▶ **INSTRUCTIONS TO FOLLOW**:
Your task is to repeat the entries word for word while leaving out the pictures.

▶ **ENTRIES SHOWN**:
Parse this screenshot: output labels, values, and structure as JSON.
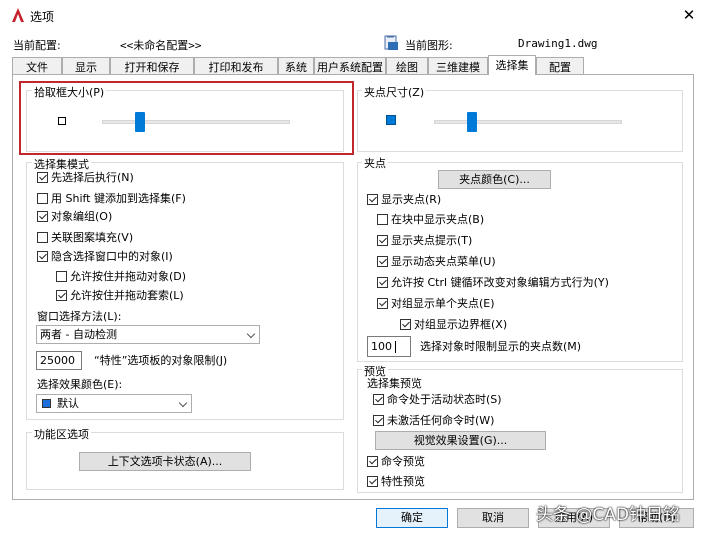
{
  "window": {
    "title": "选项",
    "close_symbol": "✕"
  },
  "header": {
    "profile_label": "当前配置:",
    "profile_value": "<<未命名配置>>",
    "drawing_label": "当前图形:",
    "drawing_value": "Drawing1.dwg"
  },
  "tabs": [
    {
      "label": "文件"
    },
    {
      "label": "显示"
    },
    {
      "label": "打开和保存"
    },
    {
      "label": "打印和发布"
    },
    {
      "label": "系统"
    },
    {
      "label": "用户系统配置"
    },
    {
      "label": "绘图"
    },
    {
      "label": "三维建模"
    },
    {
      "label": "选择集",
      "active": true
    },
    {
      "label": "配置"
    }
  ],
  "pickbox": {
    "label": "拾取框大小(P)",
    "slider_level": 0.2
  },
  "grip_size": {
    "label": "夹点尺寸(Z)",
    "slider_level": 0.2
  },
  "selection_modes": {
    "label": "选择集模式",
    "options": [
      {
        "label": "先选择后执行(N)",
        "checked": true
      },
      {
        "label": "用 Shift 键添加到选择集(F)",
        "checked": false
      },
      {
        "label": "对象编组(O)",
        "checked": true
      },
      {
        "label": "关联图案填充(V)",
        "checked": false
      },
      {
        "label": "隐含选择窗口中的对象(I)",
        "checked": true
      },
      {
        "label": "允许按住并拖动对象(D)",
        "checked": false
      },
      {
        "label": "允许按住并拖动套索(L)",
        "checked": true
      }
    ],
    "window_method_label": "窗口选择方法(L):",
    "window_method_value": "两者 - 自动检测",
    "object_limit_value": "25000",
    "object_limit_label": "“特性”选项板的对象限制(J)",
    "effect_color_label": "选择效果颜色(E):",
    "effect_color_value": "默认",
    "effect_color_swatch": "#1e6fd9"
  },
  "ribbon": {
    "label": "功能区选项",
    "button_label": "上下文选项卡状态(A)..."
  },
  "grips": {
    "label": "夹点",
    "color_button": "夹点颜色(C)...",
    "options": [
      {
        "label": "显示夹点(R)",
        "checked": true
      },
      {
        "label": "在块中显示夹点(B)",
        "checked": false
      },
      {
        "label": "显示夹点提示(T)",
        "checked": true
      },
      {
        "label": "显示动态夹点菜单(U)",
        "checked": true
      },
      {
        "label": "允许按 Ctrl 键循环改变对象编辑方式行为(Y)",
        "checked": true
      },
      {
        "label": "对组显示单个夹点(E)",
        "checked": true
      },
      {
        "label": "对组显示边界框(X)",
        "checked": true
      }
    ],
    "limit_value": "100",
    "limit_label": "选择对象时限制显示的夹点数(M)"
  },
  "preview": {
    "label": "预览",
    "sub_label": "选择集预览",
    "options": [
      {
        "label": "命令处于活动状态时(S)",
        "checked": true
      },
      {
        "label": "未激活任何命令时(W)",
        "checked": true
      }
    ],
    "visual_button": "视觉效果设置(G)...",
    "command_preview": {
      "label": "命令预览",
      "checked": true
    },
    "property_preview": {
      "label": "特性预览",
      "checked": true
    }
  },
  "footer": {
    "ok": "确定",
    "cancel": "取消",
    "apply": "应用(A)",
    "help": "帮助(H)"
  },
  "watermark": "头条 @CAD钟日铭",
  "colors": {
    "accent": "#007ad9",
    "highlight_border": "#c0282e",
    "app_icon": "#c8202a"
  }
}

▶ **IN RESPONSE**:
Parse this screenshot: output labels, values, and structure as JSON.
{
  "window": {
    "title": "选项",
    "close_symbol": "✕"
  },
  "header": {
    "profile_label": "当前配置:",
    "profile_value": "<<未命名配置>>",
    "drawing_label": "当前图形:",
    "drawing_value": "Drawing1.dwg"
  },
  "tabs": [
    {
      "label": "文件"
    },
    {
      "label": "显示"
    },
    {
      "label": "打开和保存"
    },
    {
      "label": "打印和发布"
    },
    {
      "label": "系统"
    },
    {
      "label": "用户系统配置"
    },
    {
      "label": "绘图"
    },
    {
      "label": "三维建模"
    },
    {
      "label": "选择集",
      "active": true
    },
    {
      "label": "配置"
    }
  ],
  "pickbox": {
    "label": "拾取框大小(P)",
    "slider_level": 0.2
  },
  "grip_size": {
    "label": "夹点尺寸(Z)",
    "slider_level": 0.2
  },
  "selection_modes": {
    "label": "选择集模式",
    "options": [
      {
        "label": "先选择后执行(N)",
        "checked": true
      },
      {
        "label": "用 Shift 键添加到选择集(F)",
        "checked": false
      },
      {
        "label": "对象编组(O)",
        "checked": true
      },
      {
        "label": "关联图案填充(V)",
        "checked": false
      },
      {
        "label": "隐含选择窗口中的对象(I)",
        "checked": true
      },
      {
        "label": "允许按住并拖动对象(D)",
        "checked": false
      },
      {
        "label": "允许按住并拖动套索(L)",
        "checked": true
      }
    ],
    "window_method_label": "窗口选择方法(L):",
    "window_method_value": "两者 - 自动检测",
    "object_limit_value": "25000",
    "object_limit_label": "“特性”选项板的对象限制(J)",
    "effect_color_label": "选择效果颜色(E):",
    "effect_color_value": "默认",
    "effect_color_swatch": "#1e6fd9"
  },
  "ribbon": {
    "label": "功能区选项",
    "button_label": "上下文选项卡状态(A)..."
  },
  "grips": {
    "label": "夹点",
    "color_button": "夹点颜色(C)...",
    "options": [
      {
        "label": "显示夹点(R)",
        "checked": true
      },
      {
        "label": "在块中显示夹点(B)",
        "checked": false
      },
      {
        "label": "显示夹点提示(T)",
        "checked": true
      },
      {
        "label": "显示动态夹点菜单(U)",
        "checked": true
      },
      {
        "label": "允许按 Ctrl 键循环改变对象编辑方式行为(Y)",
        "checked": true
      },
      {
        "label": "对组显示单个夹点(E)",
        "checked": true
      },
      {
        "label": "对组显示边界框(X)",
        "checked": true
      }
    ],
    "limit_value": "100",
    "limit_label": "选择对象时限制显示的夹点数(M)"
  },
  "preview": {
    "label": "预览",
    "sub_label": "选择集预览",
    "options": [
      {
        "label": "命令处于活动状态时(S)",
        "checked": true
      },
      {
        "label": "未激活任何命令时(W)",
        "checked": true
      }
    ],
    "visual_button": "视觉效果设置(G)...",
    "command_preview": {
      "label": "命令预览",
      "checked": true
    },
    "property_preview": {
      "label": "特性预览",
      "checked": true
    }
  },
  "footer": {
    "ok": "确定",
    "cancel": "取消",
    "apply": "应用(A)",
    "help": "帮助(H)"
  },
  "watermark": "头条 @CAD钟日铭",
  "colors": {
    "accent": "#007ad9",
    "highlight_border": "#c0282e",
    "app_icon": "#c8202a"
  }
}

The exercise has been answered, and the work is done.